_Stated exercise_
Go through the entries below and collect each line with the string "this" in it.

_Task inputs_

-- begin --

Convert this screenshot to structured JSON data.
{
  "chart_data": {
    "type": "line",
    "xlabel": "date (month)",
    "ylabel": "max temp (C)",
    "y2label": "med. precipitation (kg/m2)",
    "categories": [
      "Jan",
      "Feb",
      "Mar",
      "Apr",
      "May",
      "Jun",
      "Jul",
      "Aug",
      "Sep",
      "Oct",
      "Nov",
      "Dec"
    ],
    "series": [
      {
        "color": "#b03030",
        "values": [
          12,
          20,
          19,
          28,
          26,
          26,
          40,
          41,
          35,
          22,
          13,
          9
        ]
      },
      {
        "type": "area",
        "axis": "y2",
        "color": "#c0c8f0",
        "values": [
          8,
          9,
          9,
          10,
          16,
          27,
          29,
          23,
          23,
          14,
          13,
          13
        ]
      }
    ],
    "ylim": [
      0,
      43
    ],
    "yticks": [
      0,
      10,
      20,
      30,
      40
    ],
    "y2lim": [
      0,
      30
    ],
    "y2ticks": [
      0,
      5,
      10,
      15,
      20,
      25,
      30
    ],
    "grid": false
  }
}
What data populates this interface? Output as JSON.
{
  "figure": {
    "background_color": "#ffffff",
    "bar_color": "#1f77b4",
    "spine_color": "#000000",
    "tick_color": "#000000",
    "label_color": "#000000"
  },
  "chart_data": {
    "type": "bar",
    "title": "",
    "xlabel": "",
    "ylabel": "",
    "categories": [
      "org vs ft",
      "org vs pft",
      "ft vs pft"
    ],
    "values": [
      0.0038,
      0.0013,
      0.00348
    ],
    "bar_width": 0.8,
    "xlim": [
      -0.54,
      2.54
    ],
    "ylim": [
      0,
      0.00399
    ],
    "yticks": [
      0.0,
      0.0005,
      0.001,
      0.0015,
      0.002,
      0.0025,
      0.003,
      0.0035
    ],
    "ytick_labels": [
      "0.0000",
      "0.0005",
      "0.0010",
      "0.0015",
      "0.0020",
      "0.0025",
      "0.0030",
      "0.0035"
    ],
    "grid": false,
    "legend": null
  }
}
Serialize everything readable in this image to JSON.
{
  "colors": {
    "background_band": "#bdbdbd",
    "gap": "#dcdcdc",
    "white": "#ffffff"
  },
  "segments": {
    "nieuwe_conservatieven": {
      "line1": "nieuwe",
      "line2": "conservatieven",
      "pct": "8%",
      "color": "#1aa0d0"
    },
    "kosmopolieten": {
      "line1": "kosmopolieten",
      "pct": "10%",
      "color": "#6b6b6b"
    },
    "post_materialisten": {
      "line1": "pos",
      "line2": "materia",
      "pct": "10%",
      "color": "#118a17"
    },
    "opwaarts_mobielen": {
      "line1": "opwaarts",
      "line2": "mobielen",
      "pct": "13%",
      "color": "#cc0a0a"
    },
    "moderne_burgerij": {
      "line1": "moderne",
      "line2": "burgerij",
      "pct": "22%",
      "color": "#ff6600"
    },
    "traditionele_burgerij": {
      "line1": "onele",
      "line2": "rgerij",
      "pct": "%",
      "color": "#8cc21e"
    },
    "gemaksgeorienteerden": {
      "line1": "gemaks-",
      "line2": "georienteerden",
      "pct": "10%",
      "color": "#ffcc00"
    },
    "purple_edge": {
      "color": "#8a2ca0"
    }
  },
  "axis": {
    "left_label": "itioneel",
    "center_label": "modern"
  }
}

-- end --
-- begin --

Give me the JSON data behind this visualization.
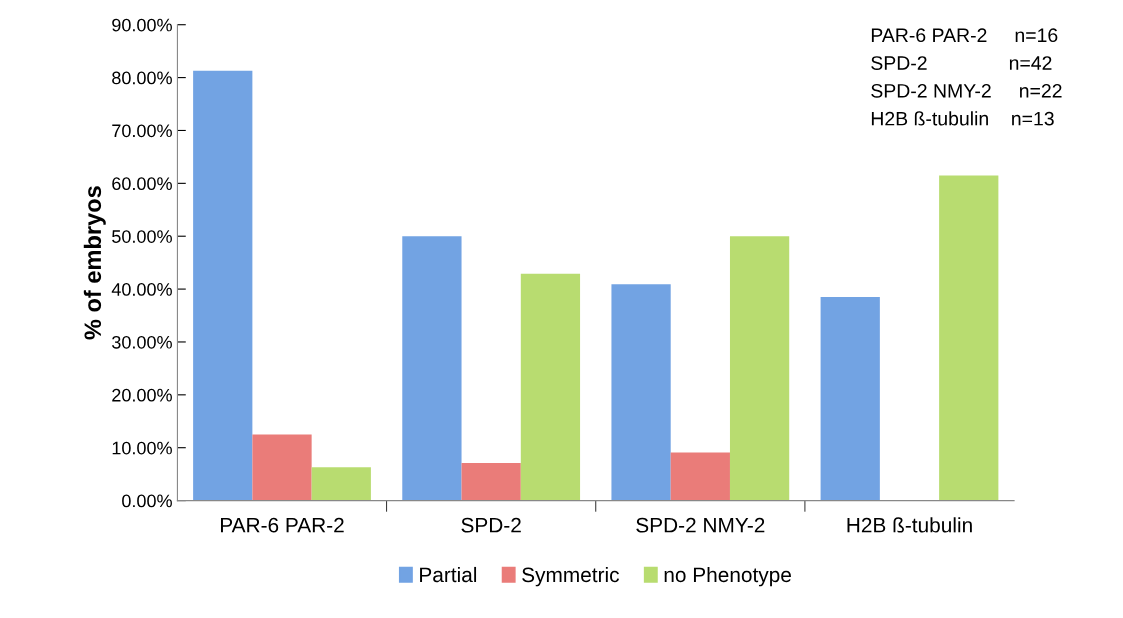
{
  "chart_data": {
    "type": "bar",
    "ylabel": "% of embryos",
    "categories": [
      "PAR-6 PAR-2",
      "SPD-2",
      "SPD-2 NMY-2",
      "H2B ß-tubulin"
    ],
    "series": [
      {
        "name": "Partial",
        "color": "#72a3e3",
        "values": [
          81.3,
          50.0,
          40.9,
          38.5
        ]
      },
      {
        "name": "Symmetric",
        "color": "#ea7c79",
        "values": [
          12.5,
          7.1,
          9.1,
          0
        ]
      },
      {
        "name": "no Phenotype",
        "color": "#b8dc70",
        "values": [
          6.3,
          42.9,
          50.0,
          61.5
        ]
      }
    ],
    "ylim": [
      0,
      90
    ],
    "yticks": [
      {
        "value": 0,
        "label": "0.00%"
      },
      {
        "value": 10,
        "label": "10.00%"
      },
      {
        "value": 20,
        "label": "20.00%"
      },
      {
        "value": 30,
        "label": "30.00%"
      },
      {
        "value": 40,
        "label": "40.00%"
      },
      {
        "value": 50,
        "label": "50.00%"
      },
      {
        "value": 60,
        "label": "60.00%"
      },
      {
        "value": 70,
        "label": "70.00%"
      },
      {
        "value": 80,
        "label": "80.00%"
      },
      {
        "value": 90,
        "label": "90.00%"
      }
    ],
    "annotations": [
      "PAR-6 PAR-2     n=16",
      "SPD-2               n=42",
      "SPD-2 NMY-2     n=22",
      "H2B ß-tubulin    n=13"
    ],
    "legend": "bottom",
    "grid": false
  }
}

-- end --

_Reply_
Convert this screenshot to structured JSON data.
What data populates this interface? Output as JSON.
Serialize everything readable in this image to JSON.
Give me the JSON data behind this visualization.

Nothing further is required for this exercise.